- What to produce:
Out of the lines below, please list those that hold the string "United".

Dataset rows:
..........

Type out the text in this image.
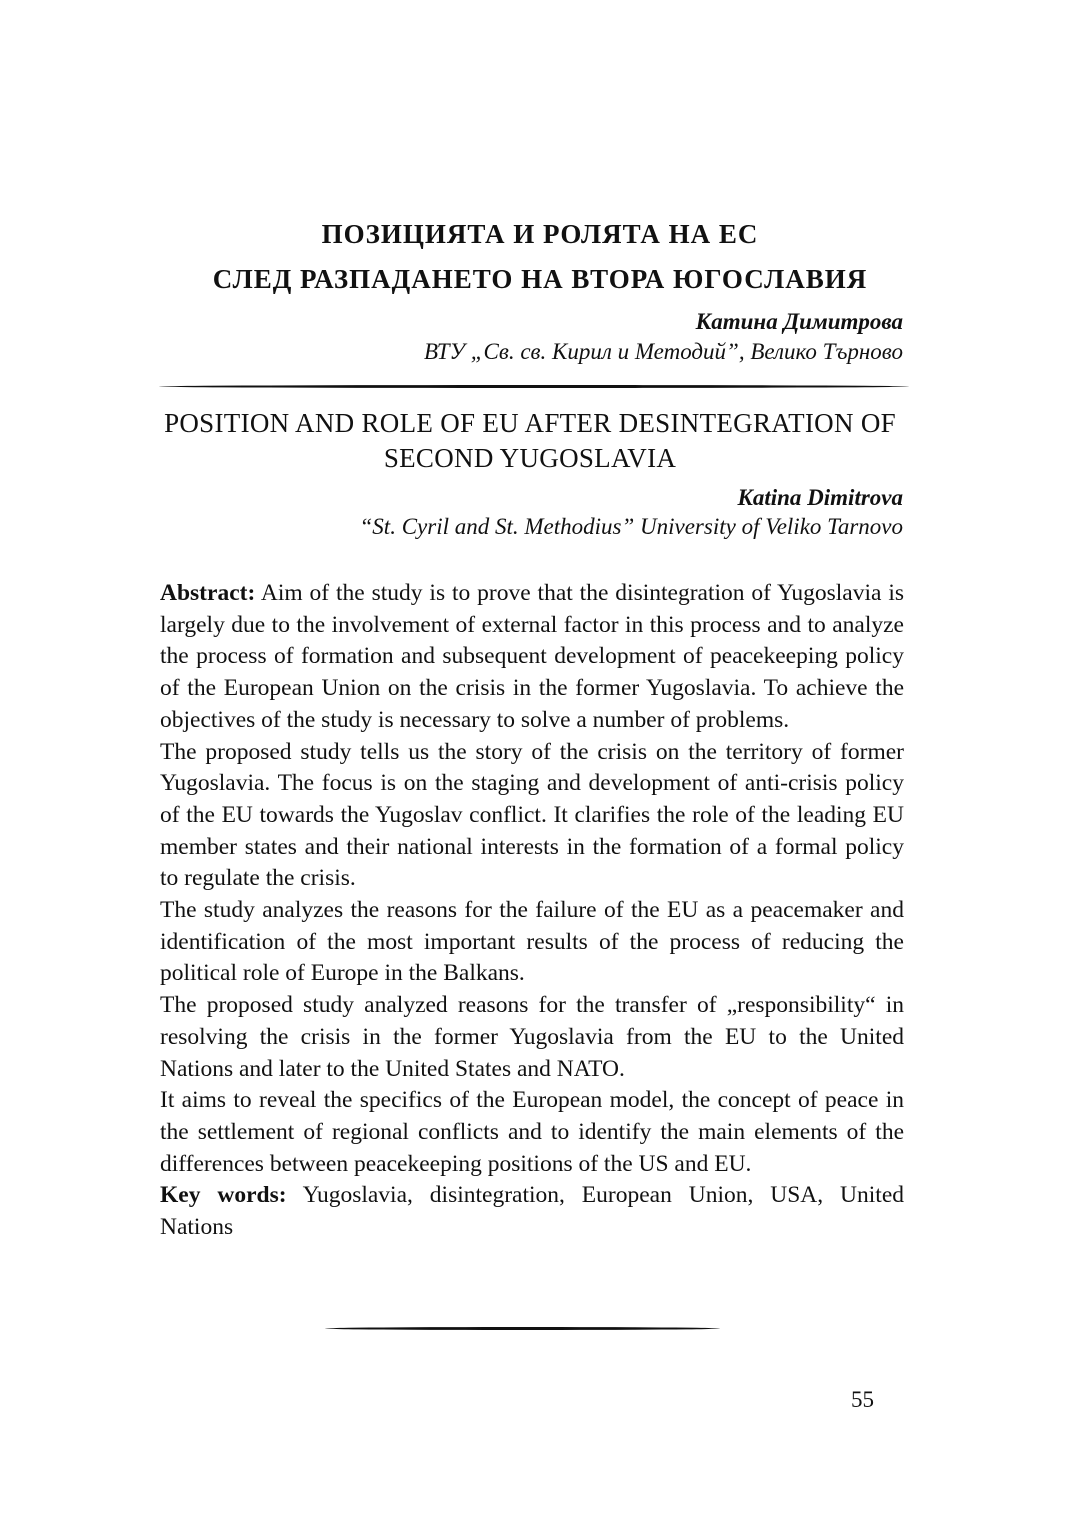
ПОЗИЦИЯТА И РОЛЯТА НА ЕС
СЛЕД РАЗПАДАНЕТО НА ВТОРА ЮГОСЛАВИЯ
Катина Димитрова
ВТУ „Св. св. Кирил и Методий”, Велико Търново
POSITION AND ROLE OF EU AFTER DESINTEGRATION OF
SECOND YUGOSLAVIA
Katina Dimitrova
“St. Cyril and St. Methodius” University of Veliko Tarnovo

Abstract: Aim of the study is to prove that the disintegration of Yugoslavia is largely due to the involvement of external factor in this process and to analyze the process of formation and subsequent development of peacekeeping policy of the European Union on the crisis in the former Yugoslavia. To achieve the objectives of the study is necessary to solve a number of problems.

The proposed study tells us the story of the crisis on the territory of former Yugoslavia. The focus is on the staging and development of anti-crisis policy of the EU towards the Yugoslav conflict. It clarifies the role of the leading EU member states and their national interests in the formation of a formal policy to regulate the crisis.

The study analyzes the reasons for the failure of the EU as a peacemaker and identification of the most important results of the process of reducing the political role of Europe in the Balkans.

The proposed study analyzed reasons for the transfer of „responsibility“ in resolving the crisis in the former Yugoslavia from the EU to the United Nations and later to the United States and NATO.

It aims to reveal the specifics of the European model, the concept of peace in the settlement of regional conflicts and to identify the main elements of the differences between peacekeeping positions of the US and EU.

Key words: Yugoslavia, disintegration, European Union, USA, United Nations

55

..........

- Problem solution:
The proposed study analyzed reasons for the transfer of „responsibility“ in resolving the crisis in the former Yugoslavia from the EU to the United Nations and later to the United States and NATO.
Key words: Yugoslavia, disintegration, European Union, USA, United Nations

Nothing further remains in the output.